--- START OF Entries ---

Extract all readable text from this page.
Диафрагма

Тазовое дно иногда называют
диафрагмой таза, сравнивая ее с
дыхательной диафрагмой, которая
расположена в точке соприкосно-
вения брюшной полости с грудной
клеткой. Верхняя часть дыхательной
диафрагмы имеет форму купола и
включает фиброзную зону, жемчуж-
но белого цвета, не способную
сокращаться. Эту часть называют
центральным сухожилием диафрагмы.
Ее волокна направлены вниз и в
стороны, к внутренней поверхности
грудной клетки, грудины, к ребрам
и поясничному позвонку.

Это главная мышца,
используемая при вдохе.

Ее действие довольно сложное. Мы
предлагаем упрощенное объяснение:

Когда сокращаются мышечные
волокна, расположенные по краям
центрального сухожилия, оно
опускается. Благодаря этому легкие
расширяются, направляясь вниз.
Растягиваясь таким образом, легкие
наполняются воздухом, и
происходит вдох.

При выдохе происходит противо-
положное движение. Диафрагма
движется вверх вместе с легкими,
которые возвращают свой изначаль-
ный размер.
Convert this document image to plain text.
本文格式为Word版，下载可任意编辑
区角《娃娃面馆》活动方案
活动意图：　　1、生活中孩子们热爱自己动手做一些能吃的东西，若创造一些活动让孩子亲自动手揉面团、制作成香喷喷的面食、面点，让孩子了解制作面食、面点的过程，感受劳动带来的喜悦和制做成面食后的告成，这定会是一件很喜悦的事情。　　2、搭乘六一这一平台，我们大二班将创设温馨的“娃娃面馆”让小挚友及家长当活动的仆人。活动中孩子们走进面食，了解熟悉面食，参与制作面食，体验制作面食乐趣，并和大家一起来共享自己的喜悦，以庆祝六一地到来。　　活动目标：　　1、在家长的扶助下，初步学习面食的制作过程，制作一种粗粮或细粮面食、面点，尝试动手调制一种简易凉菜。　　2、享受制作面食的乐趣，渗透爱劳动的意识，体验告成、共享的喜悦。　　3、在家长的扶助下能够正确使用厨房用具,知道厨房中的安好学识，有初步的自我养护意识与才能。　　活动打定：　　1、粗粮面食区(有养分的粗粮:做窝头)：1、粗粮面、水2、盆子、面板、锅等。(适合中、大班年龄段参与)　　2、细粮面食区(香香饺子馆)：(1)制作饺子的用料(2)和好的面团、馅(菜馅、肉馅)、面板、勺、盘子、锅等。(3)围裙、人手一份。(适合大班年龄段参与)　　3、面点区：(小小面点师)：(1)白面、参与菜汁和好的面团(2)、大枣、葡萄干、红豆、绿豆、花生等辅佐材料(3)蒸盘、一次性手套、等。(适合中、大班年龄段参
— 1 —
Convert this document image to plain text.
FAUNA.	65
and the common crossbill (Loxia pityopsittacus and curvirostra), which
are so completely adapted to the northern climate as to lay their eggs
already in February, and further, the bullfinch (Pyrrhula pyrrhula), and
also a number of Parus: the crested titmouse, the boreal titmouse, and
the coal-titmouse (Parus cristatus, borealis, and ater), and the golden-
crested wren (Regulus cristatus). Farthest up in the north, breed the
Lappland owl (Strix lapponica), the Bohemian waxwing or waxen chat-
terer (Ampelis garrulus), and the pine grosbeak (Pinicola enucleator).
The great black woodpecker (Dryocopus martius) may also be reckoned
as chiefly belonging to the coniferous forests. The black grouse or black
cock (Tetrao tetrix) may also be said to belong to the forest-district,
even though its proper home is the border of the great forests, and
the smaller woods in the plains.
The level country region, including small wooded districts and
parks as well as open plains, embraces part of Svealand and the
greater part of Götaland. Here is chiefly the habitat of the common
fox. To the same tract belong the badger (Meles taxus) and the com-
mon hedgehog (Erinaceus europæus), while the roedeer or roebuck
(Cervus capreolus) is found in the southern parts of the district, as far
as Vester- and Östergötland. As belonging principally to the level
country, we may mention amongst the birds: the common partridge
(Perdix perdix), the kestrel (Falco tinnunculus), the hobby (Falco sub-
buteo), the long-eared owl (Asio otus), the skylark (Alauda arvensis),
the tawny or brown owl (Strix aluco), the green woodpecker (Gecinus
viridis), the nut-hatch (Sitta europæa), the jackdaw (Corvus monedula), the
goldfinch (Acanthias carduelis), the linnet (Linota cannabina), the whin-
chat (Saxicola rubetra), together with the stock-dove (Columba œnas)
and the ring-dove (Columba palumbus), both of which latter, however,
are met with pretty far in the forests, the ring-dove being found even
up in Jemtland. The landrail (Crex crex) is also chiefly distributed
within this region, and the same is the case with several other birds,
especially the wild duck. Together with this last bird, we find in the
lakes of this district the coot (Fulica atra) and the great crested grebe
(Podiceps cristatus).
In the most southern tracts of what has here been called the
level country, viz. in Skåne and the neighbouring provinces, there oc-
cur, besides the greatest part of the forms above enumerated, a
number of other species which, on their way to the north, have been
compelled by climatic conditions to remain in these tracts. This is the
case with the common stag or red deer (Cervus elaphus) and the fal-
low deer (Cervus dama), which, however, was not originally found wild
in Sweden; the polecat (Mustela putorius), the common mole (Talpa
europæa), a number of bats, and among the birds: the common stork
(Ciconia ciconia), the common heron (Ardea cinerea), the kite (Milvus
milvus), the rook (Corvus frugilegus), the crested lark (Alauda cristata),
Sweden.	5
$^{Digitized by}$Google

--- END OF Entries ---

■ Request ■
Go through the records above, find every line with the word "case", and list those lines.

■ Solution to the problem ■
within this region, and the same is the case with several other birds,
case with the common stag or red deer (Cervus elaphus) and the fal-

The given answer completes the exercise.